Count lines, not occurrences: report how many lines in the records hold the string "是动植物细胞共有的单糖", and nothing else.

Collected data
:::::

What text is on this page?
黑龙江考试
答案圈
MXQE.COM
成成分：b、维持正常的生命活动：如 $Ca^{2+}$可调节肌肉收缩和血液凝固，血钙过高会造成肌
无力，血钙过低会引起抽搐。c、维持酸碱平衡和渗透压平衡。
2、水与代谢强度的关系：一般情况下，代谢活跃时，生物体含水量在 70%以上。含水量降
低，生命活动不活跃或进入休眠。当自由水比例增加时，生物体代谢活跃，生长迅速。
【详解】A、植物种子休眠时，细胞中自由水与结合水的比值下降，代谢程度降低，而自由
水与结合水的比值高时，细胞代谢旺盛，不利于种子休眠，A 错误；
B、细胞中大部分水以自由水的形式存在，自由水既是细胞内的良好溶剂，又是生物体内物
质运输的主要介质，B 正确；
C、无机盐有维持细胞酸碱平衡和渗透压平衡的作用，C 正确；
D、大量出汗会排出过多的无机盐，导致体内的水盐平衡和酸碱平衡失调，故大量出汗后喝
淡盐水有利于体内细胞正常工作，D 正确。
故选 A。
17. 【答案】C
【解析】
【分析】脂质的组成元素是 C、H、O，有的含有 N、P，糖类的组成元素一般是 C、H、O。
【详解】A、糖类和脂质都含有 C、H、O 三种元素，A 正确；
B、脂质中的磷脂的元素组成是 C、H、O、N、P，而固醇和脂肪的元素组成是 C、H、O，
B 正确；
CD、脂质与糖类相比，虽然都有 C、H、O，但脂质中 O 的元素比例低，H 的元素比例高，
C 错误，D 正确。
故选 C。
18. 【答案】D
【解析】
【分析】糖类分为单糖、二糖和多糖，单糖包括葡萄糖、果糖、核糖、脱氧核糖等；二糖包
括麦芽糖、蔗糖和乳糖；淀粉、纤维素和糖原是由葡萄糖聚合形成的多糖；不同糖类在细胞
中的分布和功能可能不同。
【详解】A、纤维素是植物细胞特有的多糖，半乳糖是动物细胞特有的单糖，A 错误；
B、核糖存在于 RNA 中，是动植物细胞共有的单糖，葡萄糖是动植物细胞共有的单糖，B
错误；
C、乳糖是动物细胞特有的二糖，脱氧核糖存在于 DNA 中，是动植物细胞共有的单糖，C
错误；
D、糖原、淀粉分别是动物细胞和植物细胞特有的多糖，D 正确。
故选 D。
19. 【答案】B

:::::

The reply: 2